WHAT YOU NEED TO DO — Find and copy lines holding "Terms".

THE INPUT —

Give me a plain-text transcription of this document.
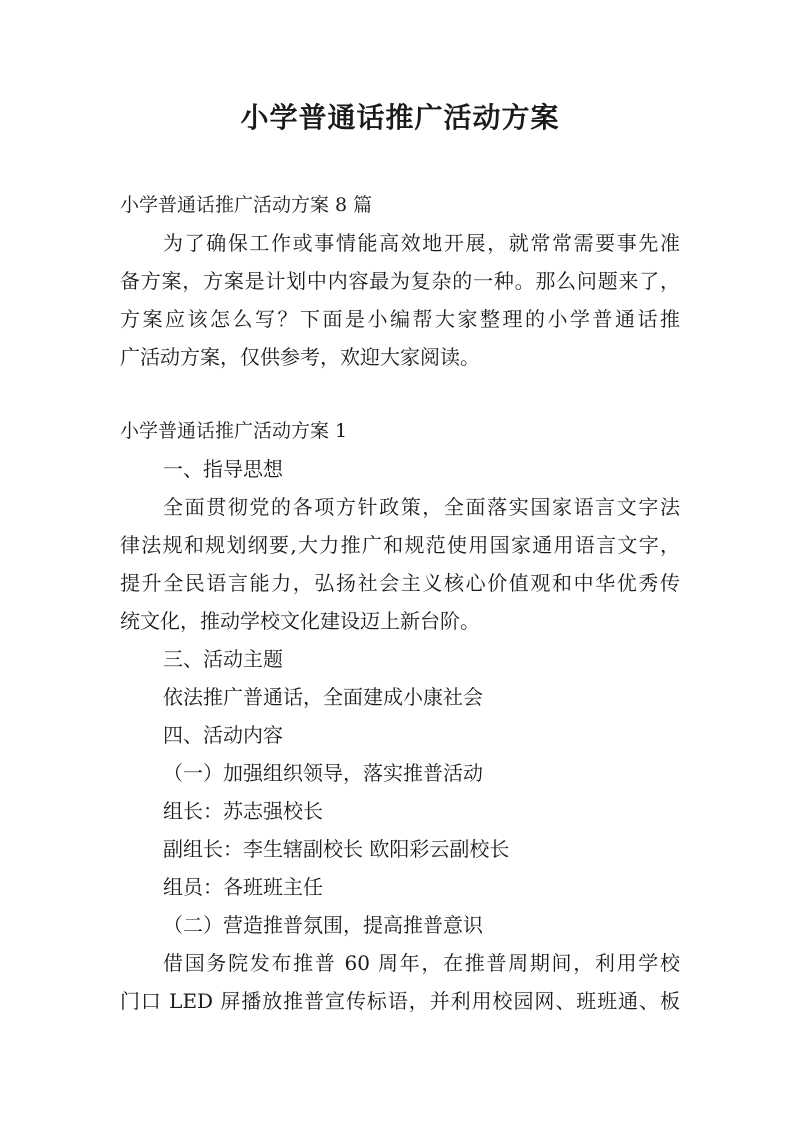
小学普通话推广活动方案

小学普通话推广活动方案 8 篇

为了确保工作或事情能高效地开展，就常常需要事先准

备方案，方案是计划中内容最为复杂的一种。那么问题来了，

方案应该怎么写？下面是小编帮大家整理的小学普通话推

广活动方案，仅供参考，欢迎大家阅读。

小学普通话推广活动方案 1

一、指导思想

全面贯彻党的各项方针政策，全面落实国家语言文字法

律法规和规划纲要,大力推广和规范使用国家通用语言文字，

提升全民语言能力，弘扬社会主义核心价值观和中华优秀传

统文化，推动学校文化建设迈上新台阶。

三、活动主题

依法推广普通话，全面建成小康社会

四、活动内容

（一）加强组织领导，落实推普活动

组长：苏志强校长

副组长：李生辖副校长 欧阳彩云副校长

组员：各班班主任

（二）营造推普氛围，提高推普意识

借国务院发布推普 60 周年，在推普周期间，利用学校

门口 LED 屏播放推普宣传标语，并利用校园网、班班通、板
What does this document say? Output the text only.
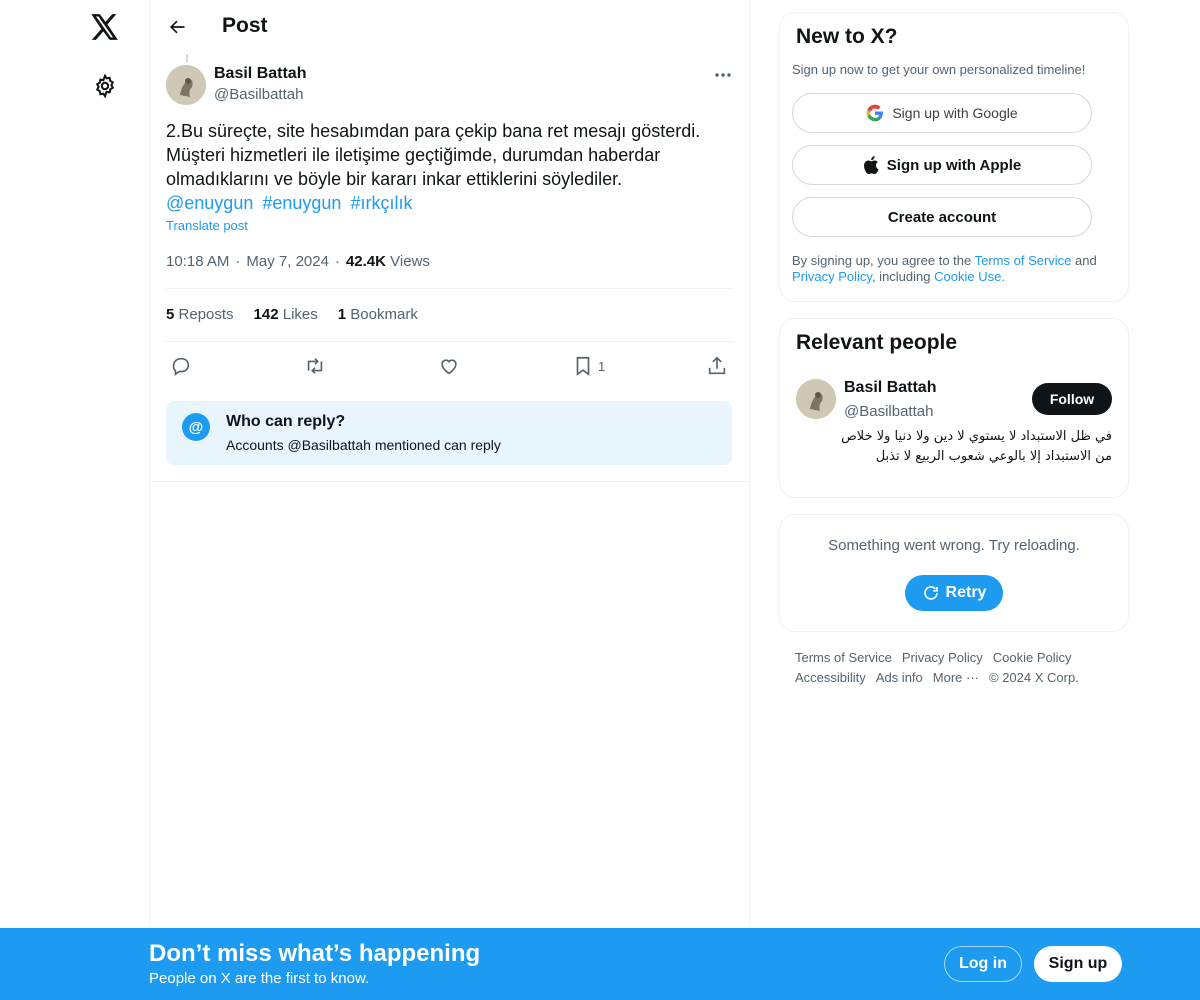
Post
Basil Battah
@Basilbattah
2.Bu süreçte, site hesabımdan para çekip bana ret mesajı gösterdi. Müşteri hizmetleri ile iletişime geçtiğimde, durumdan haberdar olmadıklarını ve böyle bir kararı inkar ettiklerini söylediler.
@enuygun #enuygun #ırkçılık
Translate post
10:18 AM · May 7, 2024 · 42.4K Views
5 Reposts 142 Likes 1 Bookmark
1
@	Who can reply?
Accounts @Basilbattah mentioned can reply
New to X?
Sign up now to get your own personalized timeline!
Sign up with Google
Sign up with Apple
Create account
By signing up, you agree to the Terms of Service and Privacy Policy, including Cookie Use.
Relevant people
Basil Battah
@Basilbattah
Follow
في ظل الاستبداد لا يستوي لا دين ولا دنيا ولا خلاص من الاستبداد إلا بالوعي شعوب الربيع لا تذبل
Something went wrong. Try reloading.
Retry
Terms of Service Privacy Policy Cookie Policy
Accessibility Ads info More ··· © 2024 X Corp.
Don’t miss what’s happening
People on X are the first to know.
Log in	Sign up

TASK SOLUTION —
By signing up, you agree to the Terms of Service and Privacy Policy, including Cookie Use.
Terms of Service Privacy Policy Cookie Policy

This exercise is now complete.